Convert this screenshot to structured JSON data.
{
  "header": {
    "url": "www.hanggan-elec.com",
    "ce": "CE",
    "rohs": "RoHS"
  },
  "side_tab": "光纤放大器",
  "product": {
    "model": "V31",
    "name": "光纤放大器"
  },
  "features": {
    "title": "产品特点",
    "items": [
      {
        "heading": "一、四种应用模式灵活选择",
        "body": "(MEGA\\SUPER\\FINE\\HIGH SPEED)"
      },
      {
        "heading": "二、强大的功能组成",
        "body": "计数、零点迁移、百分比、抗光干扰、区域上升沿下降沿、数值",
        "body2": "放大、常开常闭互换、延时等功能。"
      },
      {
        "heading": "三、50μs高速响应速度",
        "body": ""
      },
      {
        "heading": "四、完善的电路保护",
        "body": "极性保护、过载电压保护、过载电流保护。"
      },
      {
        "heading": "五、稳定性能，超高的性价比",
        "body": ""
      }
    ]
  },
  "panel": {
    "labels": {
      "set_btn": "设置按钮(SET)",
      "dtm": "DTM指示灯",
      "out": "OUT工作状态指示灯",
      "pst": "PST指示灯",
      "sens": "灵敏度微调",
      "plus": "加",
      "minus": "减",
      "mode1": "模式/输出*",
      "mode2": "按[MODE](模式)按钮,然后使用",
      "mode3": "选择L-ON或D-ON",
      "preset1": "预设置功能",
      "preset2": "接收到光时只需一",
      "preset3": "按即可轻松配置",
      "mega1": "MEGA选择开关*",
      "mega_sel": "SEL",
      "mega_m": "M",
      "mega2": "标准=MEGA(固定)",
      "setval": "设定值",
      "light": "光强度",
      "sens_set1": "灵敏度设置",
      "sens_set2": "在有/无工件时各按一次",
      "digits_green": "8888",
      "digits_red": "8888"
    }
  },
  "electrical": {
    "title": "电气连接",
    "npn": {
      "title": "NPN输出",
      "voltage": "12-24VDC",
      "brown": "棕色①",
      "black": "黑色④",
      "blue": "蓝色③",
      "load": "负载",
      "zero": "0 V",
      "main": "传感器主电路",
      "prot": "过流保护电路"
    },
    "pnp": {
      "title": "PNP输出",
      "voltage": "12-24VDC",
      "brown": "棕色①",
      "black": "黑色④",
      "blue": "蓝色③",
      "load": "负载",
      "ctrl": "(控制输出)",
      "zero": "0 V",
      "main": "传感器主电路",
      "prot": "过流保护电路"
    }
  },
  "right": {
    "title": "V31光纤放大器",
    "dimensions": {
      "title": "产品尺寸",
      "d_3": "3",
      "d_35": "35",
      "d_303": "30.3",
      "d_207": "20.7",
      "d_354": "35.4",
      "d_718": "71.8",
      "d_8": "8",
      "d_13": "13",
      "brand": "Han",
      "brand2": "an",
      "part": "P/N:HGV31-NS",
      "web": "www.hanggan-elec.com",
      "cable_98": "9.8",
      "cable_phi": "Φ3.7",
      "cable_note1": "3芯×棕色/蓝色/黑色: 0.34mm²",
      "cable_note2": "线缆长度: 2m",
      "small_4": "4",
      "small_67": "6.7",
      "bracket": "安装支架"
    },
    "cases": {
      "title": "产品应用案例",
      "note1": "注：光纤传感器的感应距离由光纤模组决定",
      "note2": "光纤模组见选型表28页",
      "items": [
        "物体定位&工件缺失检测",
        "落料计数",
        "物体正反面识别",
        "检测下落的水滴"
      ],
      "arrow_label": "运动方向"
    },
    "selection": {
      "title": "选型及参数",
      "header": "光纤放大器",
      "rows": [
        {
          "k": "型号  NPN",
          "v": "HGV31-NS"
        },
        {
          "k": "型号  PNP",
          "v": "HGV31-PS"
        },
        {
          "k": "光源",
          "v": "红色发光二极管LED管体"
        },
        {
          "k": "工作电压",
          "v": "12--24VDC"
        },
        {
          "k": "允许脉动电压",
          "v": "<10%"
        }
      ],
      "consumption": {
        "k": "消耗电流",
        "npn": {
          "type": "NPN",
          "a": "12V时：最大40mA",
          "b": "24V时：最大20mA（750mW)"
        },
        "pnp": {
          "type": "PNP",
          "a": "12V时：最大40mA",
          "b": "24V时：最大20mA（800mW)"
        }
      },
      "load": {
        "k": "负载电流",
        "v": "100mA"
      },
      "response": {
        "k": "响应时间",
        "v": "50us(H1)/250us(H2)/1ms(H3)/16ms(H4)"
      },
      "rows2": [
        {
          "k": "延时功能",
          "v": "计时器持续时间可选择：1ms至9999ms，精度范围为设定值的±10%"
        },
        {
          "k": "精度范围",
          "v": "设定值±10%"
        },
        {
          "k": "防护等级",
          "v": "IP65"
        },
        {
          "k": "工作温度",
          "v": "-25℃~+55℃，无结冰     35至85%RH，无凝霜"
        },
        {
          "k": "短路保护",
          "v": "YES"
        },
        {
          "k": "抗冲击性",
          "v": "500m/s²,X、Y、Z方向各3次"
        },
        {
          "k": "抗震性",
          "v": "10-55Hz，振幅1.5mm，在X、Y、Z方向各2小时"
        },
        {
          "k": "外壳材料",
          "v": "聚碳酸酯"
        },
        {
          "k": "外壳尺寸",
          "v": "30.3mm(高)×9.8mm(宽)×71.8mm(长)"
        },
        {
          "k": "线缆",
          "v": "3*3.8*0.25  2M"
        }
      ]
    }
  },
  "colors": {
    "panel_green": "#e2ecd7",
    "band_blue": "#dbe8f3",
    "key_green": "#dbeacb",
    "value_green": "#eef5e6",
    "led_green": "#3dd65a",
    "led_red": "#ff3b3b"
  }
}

- - - -

> _WRITTEN REQUEST_
Output an exact copy of each record.

> _FINAL ANSWER_
Convert this screenshot to structured JSON data.
{
  "header": {
    "url": "www.hanggan-elec.com",
    "ce": "CE",
    "rohs": "RoHS"
  },
  "side_tab": "光纤放大器",
  "product": {
    "model": "V31",
    "name": "光纤放大器"
  },
  "features": {
    "title": "产品特点",
    "items": [
      {
        "heading": "一、四种应用模式灵活选择",
        "body": "(MEGA\\SUPER\\FINE\\HIGH SPEED)"
      },
      {
        "heading": "二、强大的功能组成",
        "body": "计数、零点迁移、百分比、抗光干扰、区域上升沿下降沿、数值",
        "body2": "放大、常开常闭互换、延时等功能。"
      },
      {
        "heading": "三、50μs高速响应速度",
        "body": ""
      },
      {
        "heading": "四、完善的电路保护",
        "body": "极性保护、过载电压保护、过载电流保护。"
      },
      {
        "heading": "五、稳定性能，超高的性价比",
        "body": ""
      }
    ]
  },
  "panel": {
    "labels": {
      "set_btn": "设置按钮(SET)",
      "dtm": "DTM指示灯",
      "out": "OUT工作状态指示灯",
      "pst": "PST指示灯",
      "sens": "灵敏度微调",
      "plus": "加",
      "minus": "减",
      "mode1": "模式/输出*",
      "mode2": "按[MODE](模式)按钮,然后使用",
      "mode3": "选择L-ON或D-ON",
      "preset1": "预设置功能",
      "preset2": "接收到光时只需一",
      "preset3": "按即可轻松配置",
      "mega1": "MEGA选择开关*",
      "mega_sel": "SEL",
      "mega_m": "M",
      "mega2": "标准=MEGA(固定)",
      "setval": "设定值",
      "light": "光强度",
      "sens_set1": "灵敏度设置",
      "sens_set2": "在有/无工件时各按一次",
      "digits_green": "8888",
      "digits_red": "8888"
    }
  },
  "electrical": {
    "title": "电气连接",
    "npn": {
      "title": "NPN输出",
      "voltage": "12-24VDC",
      "brown": "棕色①",
      "black": "黑色④",
      "blue": "蓝色③",
      "load": "负载",
      "zero": "0 V",
      "main": "传感器主电路",
      "prot": "过流保护电路"
    },
    "pnp": {
      "title": "PNP输出",
      "voltage": "12-24VDC",
      "brown": "棕色①",
      "black": "黑色④",
      "blue": "蓝色③",
      "load": "负载",
      "ctrl": "(控制输出)",
      "zero": "0 V",
      "main": "传感器主电路",
      "prot": "过流保护电路"
    }
  },
  "right": {
    "title": "V31光纤放大器",
    "dimensions": {
      "title": "产品尺寸",
      "d_3": "3",
      "d_35": "35",
      "d_303": "30.3",
      "d_207": "20.7",
      "d_354": "35.4",
      "d_718": "71.8",
      "d_8": "8",
      "d_13": "13",
      "brand": "Han",
      "brand2": "an",
      "part": "P/N:HGV31-NS",
      "web": "www.hanggan-elec.com",
      "cable_98": "9.8",
      "cable_phi": "Φ3.7",
      "cable_note1": "3芯×棕色/蓝色/黑色: 0.34mm²",
      "cable_note2": "线缆长度: 2m",
      "small_4": "4",
      "small_67": "6.7",
      "bracket": "安装支架"
    },
    "cases": {
      "title": "产品应用案例",
      "note1": "注：光纤传感器的感应距离由光纤模组决定",
      "note2": "光纤模组见选型表28页",
      "items": [
        "物体定位&工件缺失检测",
        "落料计数",
        "物体正反面识别",
        "检测下落的水滴"
      ],
      "arrow_label": "运动方向"
    },
    "selection": {
      "title": "选型及参数",
      "header": "光纤放大器",
      "rows": [
        {
          "k": "型号  NPN",
          "v": "HGV31-NS"
        },
        {
          "k": "型号  PNP",
          "v": "HGV31-PS"
        },
        {
          "k": "光源",
          "v": "红色发光二极管LED管体"
        },
        {
          "k": "工作电压",
          "v": "12--24VDC"
        },
        {
          "k": "允许脉动电压",
          "v": "<10%"
        }
      ],
      "consumption": {
        "k": "消耗电流",
        "npn": {
          "type": "NPN",
          "a": "12V时：最大40mA",
          "b": "24V时：最大20mA（750mW)"
        },
        "pnp": {
          "type": "PNP",
          "a": "12V时：最大40mA",
          "b": "24V时：最大20mA（800mW)"
        }
      },
      "load": {
        "k": "负载电流",
        "v": "100mA"
      },
      "response": {
        "k": "响应时间",
        "v": "50us(H1)/250us(H2)/1ms(H3)/16ms(H4)"
      },
      "rows2": [
        {
          "k": "延时功能",
          "v": "计时器持续时间可选择：1ms至9999ms，精度范围为设定值的±10%"
        },
        {
          "k": "精度范围",
          "v": "设定值±10%"
        },
        {
          "k": "防护等级",
          "v": "IP65"
        },
        {
          "k": "工作温度",
          "v": "-25℃~+55℃，无结冰     35至85%RH，无凝霜"
        },
        {
          "k": "短路保护",
          "v": "YES"
        },
        {
          "k": "抗冲击性",
          "v": "500m/s²,X、Y、Z方向各3次"
        },
        {
          "k": "抗震性",
          "v": "10-55Hz，振幅1.5mm，在X、Y、Z方向各2小时"
        },
        {
          "k": "外壳材料",
          "v": "聚碳酸酯"
        },
        {
          "k": "外壳尺寸",
          "v": "30.3mm(高)×9.8mm(宽)×71.8mm(长)"
        },
        {
          "k": "线缆",
          "v": "3*3.8*0.25  2M"
        }
      ]
    }
  },
  "colors": {
    "panel_green": "#e2ecd7",
    "band_blue": "#dbe8f3",
    "key_green": "#dbeacb",
    "value_green": "#eef5e6",
    "led_green": "#3dd65a",
    "led_red": "#ff3b3b"
  }
}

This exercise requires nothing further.